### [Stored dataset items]

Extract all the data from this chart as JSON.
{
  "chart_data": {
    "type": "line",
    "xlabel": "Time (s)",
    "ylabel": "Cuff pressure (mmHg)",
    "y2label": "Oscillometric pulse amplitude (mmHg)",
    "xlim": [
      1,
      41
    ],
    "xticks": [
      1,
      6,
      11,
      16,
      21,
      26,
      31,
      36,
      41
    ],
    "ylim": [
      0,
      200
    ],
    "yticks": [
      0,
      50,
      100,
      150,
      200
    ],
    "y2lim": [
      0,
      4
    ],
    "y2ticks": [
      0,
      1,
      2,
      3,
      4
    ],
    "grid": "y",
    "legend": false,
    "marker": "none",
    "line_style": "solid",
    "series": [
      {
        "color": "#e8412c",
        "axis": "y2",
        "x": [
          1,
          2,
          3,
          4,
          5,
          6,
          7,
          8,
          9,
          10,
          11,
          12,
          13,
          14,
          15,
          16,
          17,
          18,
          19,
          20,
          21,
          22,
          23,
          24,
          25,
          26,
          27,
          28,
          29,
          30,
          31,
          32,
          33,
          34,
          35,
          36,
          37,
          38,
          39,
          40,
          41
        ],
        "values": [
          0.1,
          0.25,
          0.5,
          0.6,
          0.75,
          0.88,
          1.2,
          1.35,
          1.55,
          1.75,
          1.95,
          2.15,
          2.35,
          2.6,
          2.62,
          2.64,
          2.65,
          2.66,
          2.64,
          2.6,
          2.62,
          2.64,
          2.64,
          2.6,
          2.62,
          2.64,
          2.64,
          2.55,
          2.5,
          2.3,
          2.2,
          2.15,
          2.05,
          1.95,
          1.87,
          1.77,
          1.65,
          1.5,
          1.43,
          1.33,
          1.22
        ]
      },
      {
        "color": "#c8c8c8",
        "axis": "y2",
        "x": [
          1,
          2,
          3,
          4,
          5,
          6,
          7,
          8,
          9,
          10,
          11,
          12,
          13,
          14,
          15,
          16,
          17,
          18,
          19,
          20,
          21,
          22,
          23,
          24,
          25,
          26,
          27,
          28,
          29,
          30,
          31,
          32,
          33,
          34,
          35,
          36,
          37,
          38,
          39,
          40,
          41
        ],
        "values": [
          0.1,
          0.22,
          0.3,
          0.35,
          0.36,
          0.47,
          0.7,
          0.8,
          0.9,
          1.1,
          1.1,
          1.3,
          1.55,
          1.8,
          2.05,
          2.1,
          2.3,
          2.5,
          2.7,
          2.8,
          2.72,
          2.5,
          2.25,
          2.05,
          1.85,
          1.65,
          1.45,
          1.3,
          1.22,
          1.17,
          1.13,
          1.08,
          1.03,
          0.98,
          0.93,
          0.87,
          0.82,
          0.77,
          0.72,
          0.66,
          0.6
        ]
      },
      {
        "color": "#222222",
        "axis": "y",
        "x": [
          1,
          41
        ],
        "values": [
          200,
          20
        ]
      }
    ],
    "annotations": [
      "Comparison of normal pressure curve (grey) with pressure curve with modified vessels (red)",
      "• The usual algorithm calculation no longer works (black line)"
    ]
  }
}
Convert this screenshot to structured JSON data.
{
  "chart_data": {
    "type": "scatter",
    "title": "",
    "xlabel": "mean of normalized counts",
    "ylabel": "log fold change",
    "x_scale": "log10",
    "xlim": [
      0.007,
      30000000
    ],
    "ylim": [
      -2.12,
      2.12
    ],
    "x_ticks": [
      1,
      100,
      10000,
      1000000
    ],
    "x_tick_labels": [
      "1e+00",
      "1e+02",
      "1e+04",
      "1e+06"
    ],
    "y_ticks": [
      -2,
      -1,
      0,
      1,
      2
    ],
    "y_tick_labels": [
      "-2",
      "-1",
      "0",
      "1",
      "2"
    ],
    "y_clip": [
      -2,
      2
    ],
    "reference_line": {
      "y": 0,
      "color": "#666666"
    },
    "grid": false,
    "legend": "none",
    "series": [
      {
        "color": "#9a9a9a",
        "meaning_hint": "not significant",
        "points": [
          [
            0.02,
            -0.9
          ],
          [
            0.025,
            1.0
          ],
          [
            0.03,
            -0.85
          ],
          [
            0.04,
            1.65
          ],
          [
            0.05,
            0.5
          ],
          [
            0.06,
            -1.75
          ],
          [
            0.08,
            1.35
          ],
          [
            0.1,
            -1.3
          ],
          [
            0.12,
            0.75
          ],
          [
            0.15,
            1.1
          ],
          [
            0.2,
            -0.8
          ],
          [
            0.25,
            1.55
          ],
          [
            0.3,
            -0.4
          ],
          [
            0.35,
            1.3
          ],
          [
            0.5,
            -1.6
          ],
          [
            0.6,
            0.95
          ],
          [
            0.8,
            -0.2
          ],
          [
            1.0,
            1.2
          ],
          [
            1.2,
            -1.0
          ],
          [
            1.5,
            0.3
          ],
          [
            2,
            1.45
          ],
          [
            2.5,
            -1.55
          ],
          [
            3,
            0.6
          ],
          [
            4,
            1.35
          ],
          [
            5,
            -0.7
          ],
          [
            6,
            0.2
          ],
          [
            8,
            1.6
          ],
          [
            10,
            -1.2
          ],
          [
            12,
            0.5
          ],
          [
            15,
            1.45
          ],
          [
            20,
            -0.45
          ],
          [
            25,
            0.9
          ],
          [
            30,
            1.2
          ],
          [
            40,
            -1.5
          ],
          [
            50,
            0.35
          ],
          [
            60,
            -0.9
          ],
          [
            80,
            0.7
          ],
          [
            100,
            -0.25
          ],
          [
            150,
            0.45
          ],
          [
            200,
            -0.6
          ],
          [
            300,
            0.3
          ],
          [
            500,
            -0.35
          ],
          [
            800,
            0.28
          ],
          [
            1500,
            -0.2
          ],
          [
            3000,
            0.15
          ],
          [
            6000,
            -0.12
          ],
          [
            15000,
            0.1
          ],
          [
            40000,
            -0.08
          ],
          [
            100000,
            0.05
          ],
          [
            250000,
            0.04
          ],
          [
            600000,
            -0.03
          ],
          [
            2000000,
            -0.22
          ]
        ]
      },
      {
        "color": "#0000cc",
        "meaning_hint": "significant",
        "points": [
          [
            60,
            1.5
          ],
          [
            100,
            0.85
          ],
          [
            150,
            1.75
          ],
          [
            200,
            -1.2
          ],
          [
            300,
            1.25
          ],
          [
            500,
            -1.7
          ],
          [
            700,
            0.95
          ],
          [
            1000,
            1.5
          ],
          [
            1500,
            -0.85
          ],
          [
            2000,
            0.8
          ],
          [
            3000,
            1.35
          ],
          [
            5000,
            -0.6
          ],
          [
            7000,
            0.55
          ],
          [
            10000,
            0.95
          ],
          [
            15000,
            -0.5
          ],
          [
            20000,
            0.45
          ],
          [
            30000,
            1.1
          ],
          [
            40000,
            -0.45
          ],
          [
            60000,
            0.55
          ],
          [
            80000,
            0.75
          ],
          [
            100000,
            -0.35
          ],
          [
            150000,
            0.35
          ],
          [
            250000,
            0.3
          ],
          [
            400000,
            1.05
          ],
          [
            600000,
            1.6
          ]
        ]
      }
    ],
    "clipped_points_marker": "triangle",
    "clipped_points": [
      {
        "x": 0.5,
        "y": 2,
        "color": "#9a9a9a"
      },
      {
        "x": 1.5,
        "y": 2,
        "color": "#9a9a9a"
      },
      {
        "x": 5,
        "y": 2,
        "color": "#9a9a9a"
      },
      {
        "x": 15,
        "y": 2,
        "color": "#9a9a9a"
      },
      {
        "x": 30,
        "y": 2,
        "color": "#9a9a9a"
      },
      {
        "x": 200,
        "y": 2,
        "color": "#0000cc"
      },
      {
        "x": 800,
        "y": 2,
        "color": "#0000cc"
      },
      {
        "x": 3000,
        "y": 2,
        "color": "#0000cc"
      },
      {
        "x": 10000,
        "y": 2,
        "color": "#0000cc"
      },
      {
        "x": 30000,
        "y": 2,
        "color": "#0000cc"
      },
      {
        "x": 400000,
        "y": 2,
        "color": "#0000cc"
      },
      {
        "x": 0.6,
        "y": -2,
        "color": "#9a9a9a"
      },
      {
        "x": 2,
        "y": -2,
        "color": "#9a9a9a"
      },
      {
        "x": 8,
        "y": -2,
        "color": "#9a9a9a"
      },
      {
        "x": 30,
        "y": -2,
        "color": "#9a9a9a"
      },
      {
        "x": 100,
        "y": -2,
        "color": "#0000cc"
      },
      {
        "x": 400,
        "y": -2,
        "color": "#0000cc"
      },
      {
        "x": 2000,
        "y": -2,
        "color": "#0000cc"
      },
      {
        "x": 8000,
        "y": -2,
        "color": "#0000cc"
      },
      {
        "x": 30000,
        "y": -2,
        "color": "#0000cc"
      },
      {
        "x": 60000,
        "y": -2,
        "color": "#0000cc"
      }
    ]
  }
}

### [What to work on]
Copy all the lines above that hold the string "pressure".

### [Response to this exercise]
    "ylabel": "Cuff pressure (mmHg)",
      "Comparison of normal pressure curve (grey) with pressure curve with modified vessels (red)",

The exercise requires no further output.